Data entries

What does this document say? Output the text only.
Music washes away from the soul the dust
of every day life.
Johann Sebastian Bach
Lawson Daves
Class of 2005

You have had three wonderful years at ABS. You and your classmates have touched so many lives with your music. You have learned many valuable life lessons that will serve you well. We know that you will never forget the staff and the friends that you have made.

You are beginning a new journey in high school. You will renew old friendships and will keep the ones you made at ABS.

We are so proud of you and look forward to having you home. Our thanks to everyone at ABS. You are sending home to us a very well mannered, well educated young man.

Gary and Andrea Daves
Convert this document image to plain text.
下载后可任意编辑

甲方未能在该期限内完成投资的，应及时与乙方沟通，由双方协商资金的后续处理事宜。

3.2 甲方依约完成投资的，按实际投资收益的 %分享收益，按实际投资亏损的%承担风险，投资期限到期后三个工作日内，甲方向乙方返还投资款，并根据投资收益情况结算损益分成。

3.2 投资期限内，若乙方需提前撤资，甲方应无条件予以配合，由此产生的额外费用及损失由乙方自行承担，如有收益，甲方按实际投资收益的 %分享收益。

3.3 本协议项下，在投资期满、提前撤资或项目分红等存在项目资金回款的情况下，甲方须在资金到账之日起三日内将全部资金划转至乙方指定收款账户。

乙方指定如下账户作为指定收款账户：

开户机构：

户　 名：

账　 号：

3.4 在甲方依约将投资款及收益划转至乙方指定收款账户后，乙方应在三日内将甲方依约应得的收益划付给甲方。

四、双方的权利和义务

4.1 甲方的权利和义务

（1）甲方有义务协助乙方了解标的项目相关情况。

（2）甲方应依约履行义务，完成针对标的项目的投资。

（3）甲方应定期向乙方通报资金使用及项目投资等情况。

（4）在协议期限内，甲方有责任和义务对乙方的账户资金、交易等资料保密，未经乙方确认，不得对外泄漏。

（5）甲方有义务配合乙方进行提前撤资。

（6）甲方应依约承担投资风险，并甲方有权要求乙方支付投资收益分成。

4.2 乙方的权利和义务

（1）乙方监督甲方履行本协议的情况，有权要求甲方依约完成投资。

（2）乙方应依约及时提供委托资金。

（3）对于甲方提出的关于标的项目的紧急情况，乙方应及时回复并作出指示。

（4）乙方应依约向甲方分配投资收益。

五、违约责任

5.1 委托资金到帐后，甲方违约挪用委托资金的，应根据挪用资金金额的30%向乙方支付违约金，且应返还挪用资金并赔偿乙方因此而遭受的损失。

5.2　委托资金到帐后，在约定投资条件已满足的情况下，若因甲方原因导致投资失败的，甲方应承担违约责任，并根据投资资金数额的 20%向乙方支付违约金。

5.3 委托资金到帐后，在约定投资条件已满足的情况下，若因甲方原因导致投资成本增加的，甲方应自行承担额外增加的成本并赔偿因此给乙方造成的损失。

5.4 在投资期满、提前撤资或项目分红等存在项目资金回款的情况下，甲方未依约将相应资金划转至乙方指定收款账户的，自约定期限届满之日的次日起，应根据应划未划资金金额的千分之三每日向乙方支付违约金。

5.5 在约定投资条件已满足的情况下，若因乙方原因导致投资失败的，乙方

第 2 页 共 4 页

What you are asked to do: Look through the entries above and list every line containing "分享收益".

Worked answer:
3.2 甲方依约完成投资的，按实际投资收益的 %分享收益，按实际投资亏损的%承担风险，投资期限到期后三个工作日内，甲方向乙方返还投资款，并根据投资收益情况结算损益分成。
3.2 投资期限内，若乙方需提前撤资，甲方应无条件予以配合，由此产生的额外费用及损失由乙方自行承担，如有收益，甲方按实际投资收益的 %分享收益。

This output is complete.